↓↓↓

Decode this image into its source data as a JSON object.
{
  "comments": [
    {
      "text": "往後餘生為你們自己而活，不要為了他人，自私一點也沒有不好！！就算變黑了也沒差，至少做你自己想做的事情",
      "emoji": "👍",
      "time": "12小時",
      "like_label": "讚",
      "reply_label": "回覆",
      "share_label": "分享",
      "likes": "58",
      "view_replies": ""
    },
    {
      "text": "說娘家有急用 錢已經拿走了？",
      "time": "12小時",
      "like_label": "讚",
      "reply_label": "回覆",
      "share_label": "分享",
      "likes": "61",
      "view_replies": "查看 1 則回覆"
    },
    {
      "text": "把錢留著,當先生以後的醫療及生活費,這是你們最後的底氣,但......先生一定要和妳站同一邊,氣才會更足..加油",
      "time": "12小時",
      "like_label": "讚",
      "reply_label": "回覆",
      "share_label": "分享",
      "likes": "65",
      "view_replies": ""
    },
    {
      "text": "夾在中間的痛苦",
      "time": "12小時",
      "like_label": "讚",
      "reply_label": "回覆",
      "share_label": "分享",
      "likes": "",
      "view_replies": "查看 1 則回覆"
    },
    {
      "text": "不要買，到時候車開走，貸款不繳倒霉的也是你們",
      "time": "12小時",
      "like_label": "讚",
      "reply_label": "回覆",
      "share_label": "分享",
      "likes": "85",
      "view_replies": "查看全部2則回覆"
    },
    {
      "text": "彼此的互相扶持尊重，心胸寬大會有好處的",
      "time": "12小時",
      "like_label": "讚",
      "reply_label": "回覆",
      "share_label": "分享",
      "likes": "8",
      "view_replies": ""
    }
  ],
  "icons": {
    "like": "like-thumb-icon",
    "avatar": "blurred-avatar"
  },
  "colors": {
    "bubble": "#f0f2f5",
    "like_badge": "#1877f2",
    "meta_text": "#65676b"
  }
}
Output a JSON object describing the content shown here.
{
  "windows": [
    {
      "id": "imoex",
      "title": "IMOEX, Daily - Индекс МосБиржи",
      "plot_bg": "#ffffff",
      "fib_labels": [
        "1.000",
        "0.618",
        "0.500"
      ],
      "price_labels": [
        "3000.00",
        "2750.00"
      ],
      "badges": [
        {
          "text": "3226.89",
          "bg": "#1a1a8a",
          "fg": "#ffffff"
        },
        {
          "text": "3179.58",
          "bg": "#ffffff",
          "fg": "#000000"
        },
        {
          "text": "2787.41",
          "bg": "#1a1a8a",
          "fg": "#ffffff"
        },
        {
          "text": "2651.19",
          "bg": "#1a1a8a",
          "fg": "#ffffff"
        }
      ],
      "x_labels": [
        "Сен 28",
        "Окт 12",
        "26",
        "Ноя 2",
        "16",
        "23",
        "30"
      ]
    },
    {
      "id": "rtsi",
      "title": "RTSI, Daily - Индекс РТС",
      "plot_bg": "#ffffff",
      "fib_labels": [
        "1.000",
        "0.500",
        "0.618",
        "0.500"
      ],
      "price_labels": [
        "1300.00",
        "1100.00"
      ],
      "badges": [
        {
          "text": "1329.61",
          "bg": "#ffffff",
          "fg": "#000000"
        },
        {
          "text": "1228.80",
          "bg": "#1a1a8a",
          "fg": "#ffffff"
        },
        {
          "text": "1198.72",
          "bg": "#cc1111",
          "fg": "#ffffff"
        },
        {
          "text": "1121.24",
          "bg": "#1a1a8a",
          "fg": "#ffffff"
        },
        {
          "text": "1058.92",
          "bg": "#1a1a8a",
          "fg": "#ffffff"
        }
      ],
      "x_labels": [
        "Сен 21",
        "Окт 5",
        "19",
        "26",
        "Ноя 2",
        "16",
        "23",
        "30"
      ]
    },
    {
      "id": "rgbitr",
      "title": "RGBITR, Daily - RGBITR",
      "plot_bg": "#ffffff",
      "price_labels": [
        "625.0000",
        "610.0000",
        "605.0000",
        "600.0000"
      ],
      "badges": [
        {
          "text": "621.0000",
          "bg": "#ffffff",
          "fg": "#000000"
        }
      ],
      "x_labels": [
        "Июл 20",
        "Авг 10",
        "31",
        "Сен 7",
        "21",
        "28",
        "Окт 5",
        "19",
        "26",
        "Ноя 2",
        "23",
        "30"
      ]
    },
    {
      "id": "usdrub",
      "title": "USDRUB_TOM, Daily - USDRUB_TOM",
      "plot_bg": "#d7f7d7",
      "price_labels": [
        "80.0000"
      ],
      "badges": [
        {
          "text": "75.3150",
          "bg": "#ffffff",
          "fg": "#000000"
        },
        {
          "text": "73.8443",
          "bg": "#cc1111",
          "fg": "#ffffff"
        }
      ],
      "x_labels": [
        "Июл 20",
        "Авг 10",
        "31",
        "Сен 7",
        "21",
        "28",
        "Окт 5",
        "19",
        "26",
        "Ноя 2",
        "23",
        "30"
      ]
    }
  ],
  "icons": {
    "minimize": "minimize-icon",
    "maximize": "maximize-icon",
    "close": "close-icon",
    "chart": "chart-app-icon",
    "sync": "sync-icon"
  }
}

↑↑↑

**Directions**
Transcribe every line of the data, exactly as it stands.

**Exercise answer**
Decode this image into its source data as a JSON object.
{
  "comments": [
    {
      "text": "往後餘生為你們自己而活，不要為了他人，自私一點也沒有不好！！就算變黑了也沒差，至少做你自己想做的事情",
      "emoji": "👍",
      "time": "12小時",
      "like_label": "讚",
      "reply_label": "回覆",
      "share_label": "分享",
      "likes": "58",
      "view_replies": ""
    },
    {
      "text": "說娘家有急用 錢已經拿走了？",
      "time": "12小時",
      "like_label": "讚",
      "reply_label": "回覆",
      "share_label": "分享",
      "likes": "61",
      "view_replies": "查看 1 則回覆"
    },
    {
      "text": "把錢留著,當先生以後的醫療及生活費,這是你們最後的底氣,但......先生一定要和妳站同一邊,氣才會更足..加油",
      "time": "12小時",
      "like_label": "讚",
      "reply_label": "回覆",
      "share_label": "分享",
      "likes": "65",
      "view_replies": ""
    },
    {
      "text": "夾在中間的痛苦",
      "time": "12小時",
      "like_label": "讚",
      "reply_label": "回覆",
      "share_label": "分享",
      "likes": "",
      "view_replies": "查看 1 則回覆"
    },
    {
      "text": "不要買，到時候車開走，貸款不繳倒霉的也是你們",
      "time": "12小時",
      "like_label": "讚",
      "reply_label": "回覆",
      "share_label": "分享",
      "likes": "85",
      "view_replies": "查看全部2則回覆"
    },
    {
      "text": "彼此的互相扶持尊重，心胸寬大會有好處的",
      "time": "12小時",
      "like_label": "讚",
      "reply_label": "回覆",
      "share_label": "分享",
      "likes": "8",
      "view_replies": ""
    }
  ],
  "icons": {
    "like": "like-thumb-icon",
    "avatar": "blurred-avatar"
  },
  "colors": {
    "bubble": "#f0f2f5",
    "like_badge": "#1877f2",
    "meta_text": "#65676b"
  }
}
Output a JSON object describing the content shown here.
{
  "windows": [
    {
      "id": "imoex",
      "title": "IMOEX, Daily - Индекс МосБиржи",
      "plot_bg": "#ffffff",
      "fib_labels": [
        "1.000",
        "0.618",
        "0.500"
      ],
      "price_labels": [
        "3000.00",
        "2750.00"
      ],
      "badges": [
        {
          "text": "3226.89",
          "bg": "#1a1a8a",
          "fg": "#ffffff"
        },
        {
          "text": "3179.58",
          "bg": "#ffffff",
          "fg": "#000000"
        },
        {
          "text": "2787.41",
          "bg": "#1a1a8a",
          "fg": "#ffffff"
        },
        {
          "text": "2651.19",
          "bg": "#1a1a8a",
          "fg": "#ffffff"
        }
      ],
      "x_labels": [
        "Сен 28",
        "Окт 12",
        "26",
        "Ноя 2",
        "16",
        "23",
        "30"
      ]
    },
    {
      "id": "rtsi",
      "title": "RTSI, Daily - Индекс РТС",
      "plot_bg": "#ffffff",
      "fib_labels": [
        "1.000",
        "0.500",
        "0.618",
        "0.500"
      ],
      "price_labels": [
        "1300.00",
        "1100.00"
      ],
      "badges": [
        {
          "text": "1329.61",
          "bg": "#ffffff",
          "fg": "#000000"
        },
        {
          "text": "1228.80",
          "bg": "#1a1a8a",
          "fg": "#ffffff"
        },
        {
          "text": "1198.72",
          "bg": "#cc1111",
          "fg": "#ffffff"
        },
        {
          "text": "1121.24",
          "bg": "#1a1a8a",
          "fg": "#ffffff"
        },
        {
          "text": "1058.92",
          "bg": "#1a1a8a",
          "fg": "#ffffff"
        }
      ],
      "x_labels": [
        "Сен 21",
        "Окт 5",
        "19",
        "26",
        "Ноя 2",
        "16",
        "23",
        "30"
      ]
    },
    {
      "id": "rgbitr",
      "title": "RGBITR, Daily - RGBITR",
      "plot_bg": "#ffffff",
      "price_labels": [
        "625.0000",
        "610.0000",
        "605.0000",
        "600.0000"
      ],
      "badges": [
        {
          "text": "621.0000",
          "bg": "#ffffff",
          "fg": "#000000"
        }
      ],
      "x_labels": [
        "Июл 20",
        "Авг 10",
        "31",
        "Сен 7",
        "21",
        "28",
        "Окт 5",
        "19",
        "26",
        "Ноя 2",
        "23",
        "30"
      ]
    },
    {
      "id": "usdrub",
      "title": "USDRUB_TOM, Daily - USDRUB_TOM",
      "plot_bg": "#d7f7d7",
      "price_labels": [
        "80.0000"
      ],
      "badges": [
        {
          "text": "75.3150",
          "bg": "#ffffff",
          "fg": "#000000"
        },
        {
          "text": "73.8443",
          "bg": "#cc1111",
          "fg": "#ffffff"
        }
      ],
      "x_labels": [
        "Июл 20",
        "Авг 10",
        "31",
        "Сен 7",
        "21",
        "28",
        "Окт 5",
        "19",
        "26",
        "Ноя 2",
        "23",
        "30"
      ]
    }
  ],
  "icons": {
    "minimize": "minimize-icon",
    "maximize": "maximize-icon",
    "close": "close-icon",
    "chart": "chart-app-icon",
    "sync": "sync-icon"
  }
}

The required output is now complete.